## GOAL OF THE EXERCISE
Go through the listing and pick out each line with the word "расхода" in it.

## RAW RECORDS
----
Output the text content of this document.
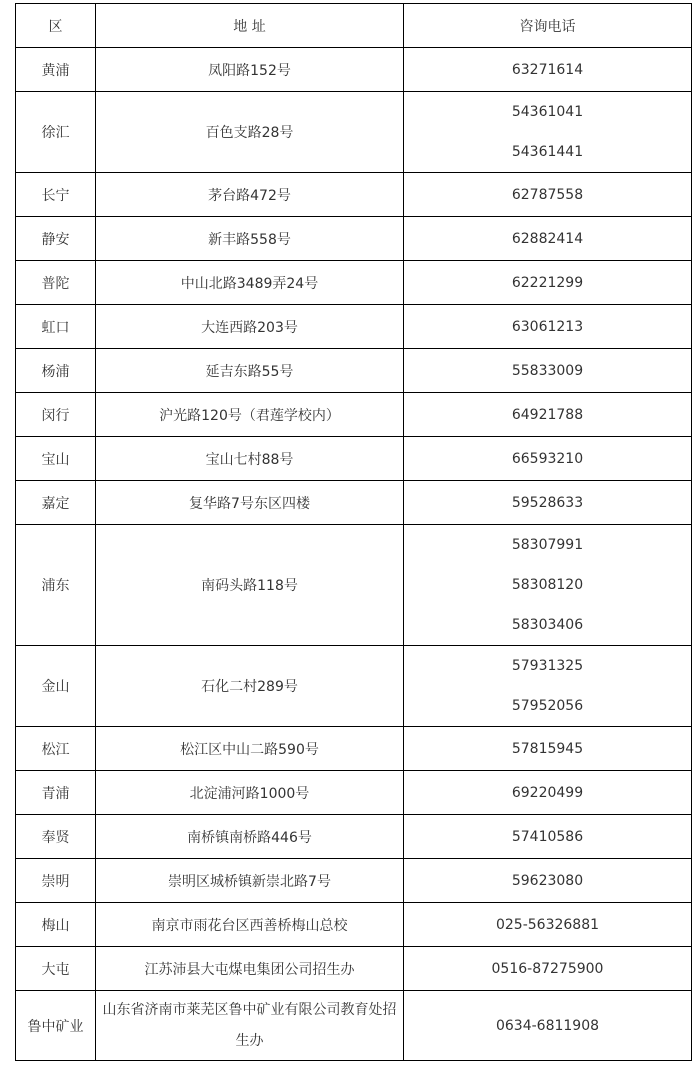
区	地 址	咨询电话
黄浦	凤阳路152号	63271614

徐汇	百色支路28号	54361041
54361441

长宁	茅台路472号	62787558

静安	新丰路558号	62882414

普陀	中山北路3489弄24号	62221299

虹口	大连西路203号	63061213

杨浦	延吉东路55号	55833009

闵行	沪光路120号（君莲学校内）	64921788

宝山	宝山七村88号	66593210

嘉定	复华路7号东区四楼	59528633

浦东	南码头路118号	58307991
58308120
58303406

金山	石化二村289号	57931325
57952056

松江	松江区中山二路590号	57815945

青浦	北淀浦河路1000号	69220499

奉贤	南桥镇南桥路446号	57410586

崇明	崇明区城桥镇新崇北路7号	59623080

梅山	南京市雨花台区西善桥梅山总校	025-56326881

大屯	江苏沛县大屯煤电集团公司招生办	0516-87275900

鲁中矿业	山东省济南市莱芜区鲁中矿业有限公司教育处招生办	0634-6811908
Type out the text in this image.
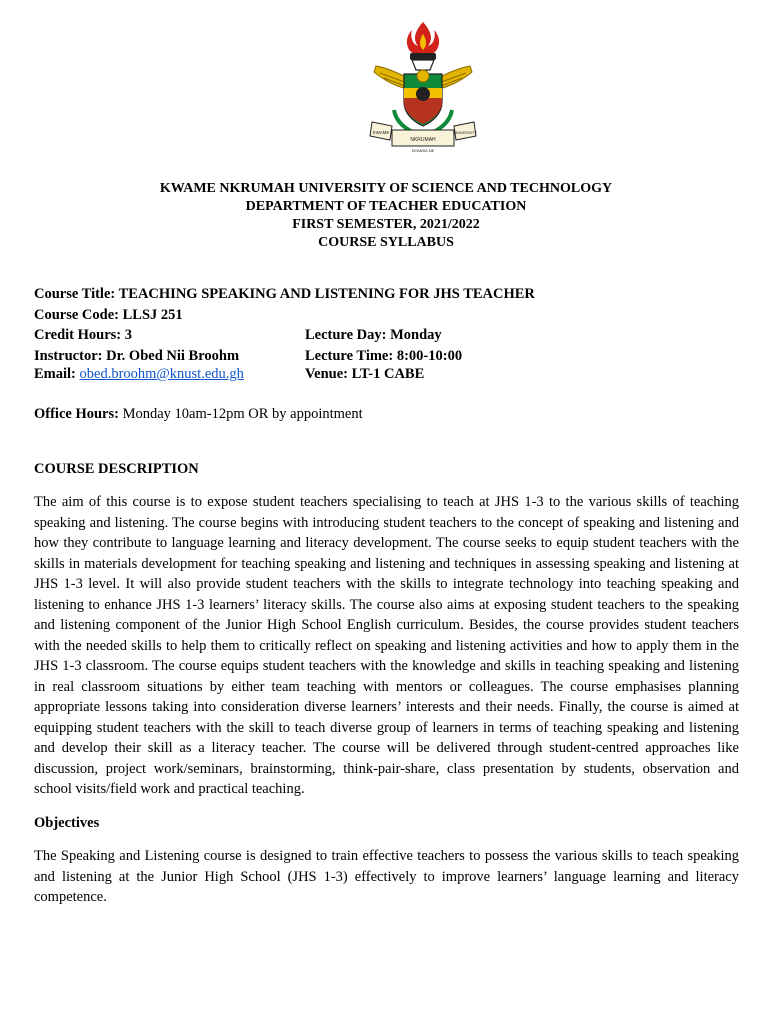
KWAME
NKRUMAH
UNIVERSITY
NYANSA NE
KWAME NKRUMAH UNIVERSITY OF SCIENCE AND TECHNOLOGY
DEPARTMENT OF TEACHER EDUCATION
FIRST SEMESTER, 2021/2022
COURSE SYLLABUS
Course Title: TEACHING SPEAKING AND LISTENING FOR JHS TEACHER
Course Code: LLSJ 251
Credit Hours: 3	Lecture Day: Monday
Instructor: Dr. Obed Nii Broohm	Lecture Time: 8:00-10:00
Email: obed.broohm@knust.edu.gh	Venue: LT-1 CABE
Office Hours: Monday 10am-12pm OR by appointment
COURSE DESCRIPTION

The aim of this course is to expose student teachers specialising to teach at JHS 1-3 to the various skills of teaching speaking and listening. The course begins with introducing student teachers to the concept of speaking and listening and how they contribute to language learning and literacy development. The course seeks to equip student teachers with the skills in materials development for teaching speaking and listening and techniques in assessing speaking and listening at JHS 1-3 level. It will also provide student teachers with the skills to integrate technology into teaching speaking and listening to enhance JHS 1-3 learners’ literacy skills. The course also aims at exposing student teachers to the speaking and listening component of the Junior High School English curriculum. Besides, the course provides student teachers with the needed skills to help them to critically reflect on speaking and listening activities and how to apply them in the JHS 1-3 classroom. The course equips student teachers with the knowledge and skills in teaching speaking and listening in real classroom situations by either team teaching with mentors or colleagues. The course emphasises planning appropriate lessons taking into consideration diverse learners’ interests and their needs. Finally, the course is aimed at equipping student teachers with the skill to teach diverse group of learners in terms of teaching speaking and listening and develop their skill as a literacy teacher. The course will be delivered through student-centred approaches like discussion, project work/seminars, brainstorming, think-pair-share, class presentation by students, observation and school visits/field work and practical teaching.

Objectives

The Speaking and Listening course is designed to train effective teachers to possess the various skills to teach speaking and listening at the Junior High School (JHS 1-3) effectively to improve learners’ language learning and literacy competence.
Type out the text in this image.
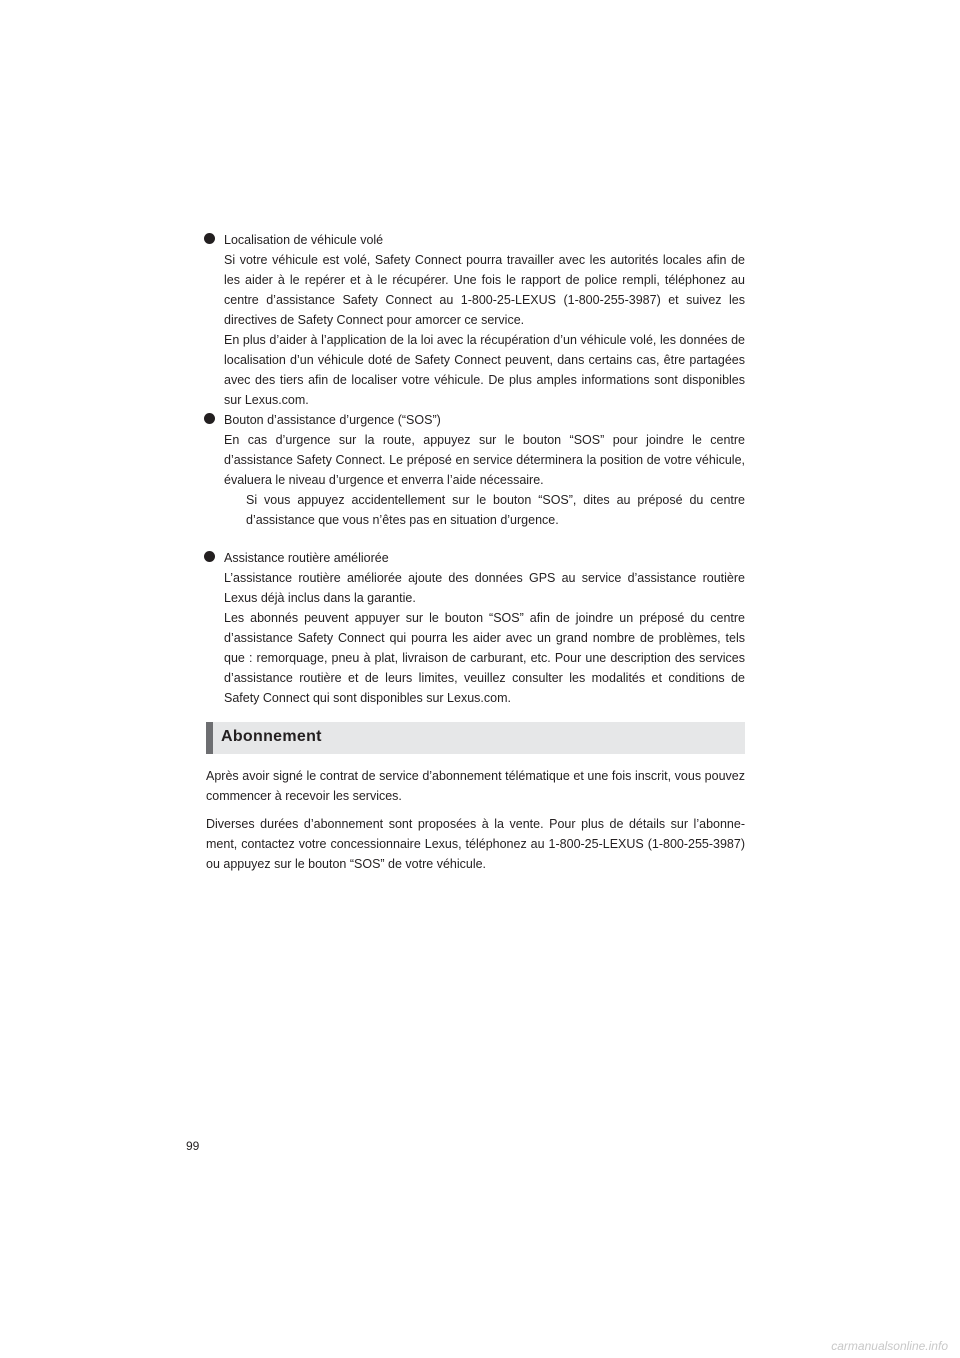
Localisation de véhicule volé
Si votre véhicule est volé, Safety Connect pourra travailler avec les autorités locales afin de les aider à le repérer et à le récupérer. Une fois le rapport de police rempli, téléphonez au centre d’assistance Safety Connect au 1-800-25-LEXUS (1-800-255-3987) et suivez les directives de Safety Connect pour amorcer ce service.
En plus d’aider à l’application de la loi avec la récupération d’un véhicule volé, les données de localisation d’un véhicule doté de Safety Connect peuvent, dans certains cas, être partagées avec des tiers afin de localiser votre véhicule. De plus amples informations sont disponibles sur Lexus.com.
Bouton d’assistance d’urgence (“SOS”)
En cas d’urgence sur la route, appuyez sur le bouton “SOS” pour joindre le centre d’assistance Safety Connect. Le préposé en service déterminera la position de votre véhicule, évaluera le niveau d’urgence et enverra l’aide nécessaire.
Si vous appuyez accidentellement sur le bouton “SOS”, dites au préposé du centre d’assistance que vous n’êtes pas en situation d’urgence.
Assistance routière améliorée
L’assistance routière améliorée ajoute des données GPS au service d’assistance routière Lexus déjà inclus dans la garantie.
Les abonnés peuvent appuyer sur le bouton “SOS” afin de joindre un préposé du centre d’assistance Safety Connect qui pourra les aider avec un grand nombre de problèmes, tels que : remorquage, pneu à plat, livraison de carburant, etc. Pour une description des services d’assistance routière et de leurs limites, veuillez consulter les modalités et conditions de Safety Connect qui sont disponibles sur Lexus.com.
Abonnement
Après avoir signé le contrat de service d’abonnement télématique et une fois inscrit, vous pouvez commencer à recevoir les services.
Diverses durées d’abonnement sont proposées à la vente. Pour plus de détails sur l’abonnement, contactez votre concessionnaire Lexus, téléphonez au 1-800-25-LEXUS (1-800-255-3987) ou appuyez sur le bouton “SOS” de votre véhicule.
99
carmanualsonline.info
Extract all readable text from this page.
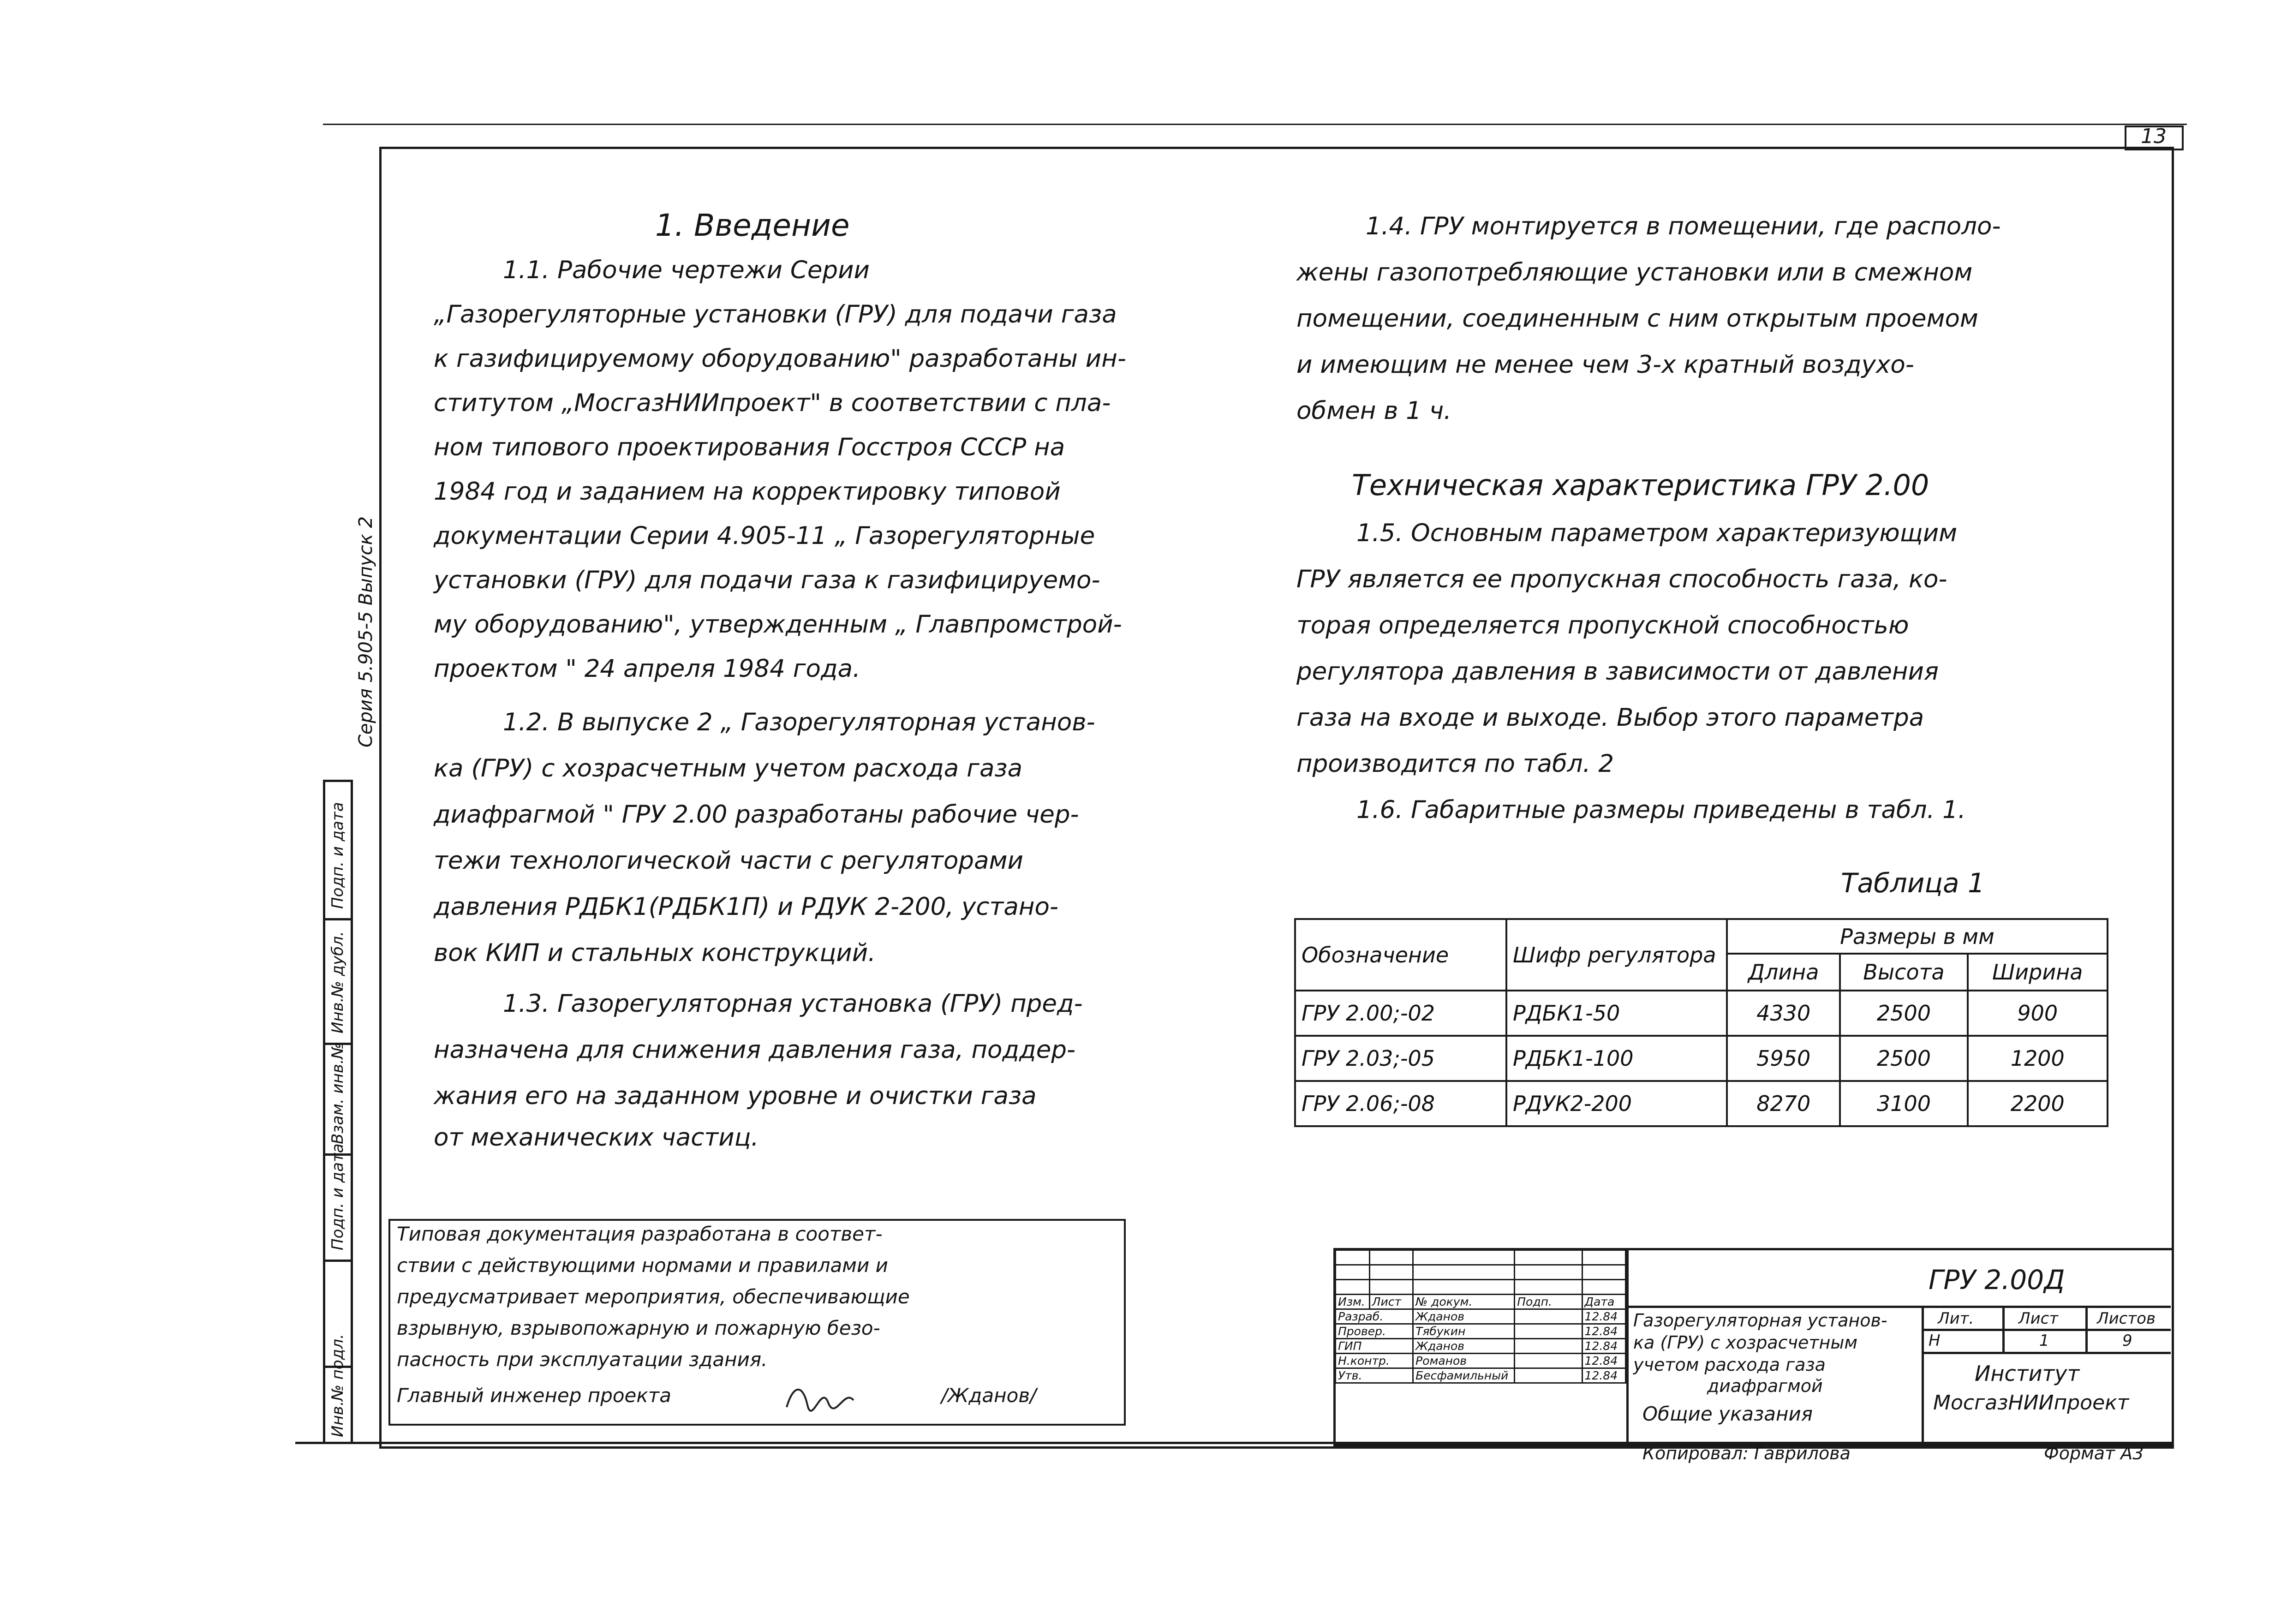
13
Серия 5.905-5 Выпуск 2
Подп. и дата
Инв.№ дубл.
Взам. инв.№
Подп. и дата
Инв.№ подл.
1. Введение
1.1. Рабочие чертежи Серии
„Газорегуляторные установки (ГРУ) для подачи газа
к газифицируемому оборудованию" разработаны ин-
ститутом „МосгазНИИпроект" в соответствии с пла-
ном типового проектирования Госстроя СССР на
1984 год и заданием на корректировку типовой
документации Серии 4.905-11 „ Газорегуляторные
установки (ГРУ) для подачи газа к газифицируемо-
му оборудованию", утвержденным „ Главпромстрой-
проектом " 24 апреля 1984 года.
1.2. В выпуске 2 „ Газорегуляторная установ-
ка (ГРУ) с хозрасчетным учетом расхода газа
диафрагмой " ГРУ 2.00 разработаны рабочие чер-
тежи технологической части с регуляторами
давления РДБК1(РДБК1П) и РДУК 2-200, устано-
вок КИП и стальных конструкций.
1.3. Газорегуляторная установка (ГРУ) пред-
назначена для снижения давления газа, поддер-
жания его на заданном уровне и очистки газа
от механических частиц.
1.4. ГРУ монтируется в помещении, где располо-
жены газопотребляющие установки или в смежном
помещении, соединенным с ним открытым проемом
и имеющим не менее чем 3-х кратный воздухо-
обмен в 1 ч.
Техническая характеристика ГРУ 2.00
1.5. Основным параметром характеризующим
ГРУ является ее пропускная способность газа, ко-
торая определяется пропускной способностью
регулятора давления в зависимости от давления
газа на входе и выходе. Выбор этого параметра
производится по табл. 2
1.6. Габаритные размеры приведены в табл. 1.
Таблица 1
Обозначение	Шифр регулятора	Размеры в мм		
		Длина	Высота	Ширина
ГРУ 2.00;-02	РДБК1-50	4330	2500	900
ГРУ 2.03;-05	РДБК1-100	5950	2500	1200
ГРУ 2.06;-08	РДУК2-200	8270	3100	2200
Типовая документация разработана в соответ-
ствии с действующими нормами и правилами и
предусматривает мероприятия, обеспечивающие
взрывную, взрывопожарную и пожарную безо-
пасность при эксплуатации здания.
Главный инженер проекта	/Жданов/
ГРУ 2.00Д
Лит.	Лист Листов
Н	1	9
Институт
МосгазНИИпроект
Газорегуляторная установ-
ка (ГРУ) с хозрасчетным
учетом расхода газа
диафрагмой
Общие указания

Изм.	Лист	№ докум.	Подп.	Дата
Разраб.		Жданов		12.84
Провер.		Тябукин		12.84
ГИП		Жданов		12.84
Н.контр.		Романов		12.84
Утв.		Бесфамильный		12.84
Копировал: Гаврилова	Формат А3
----
## OUTPUT
ка (ГРУ) с хозрасчетным учетом расхода газа
учетом расхода газа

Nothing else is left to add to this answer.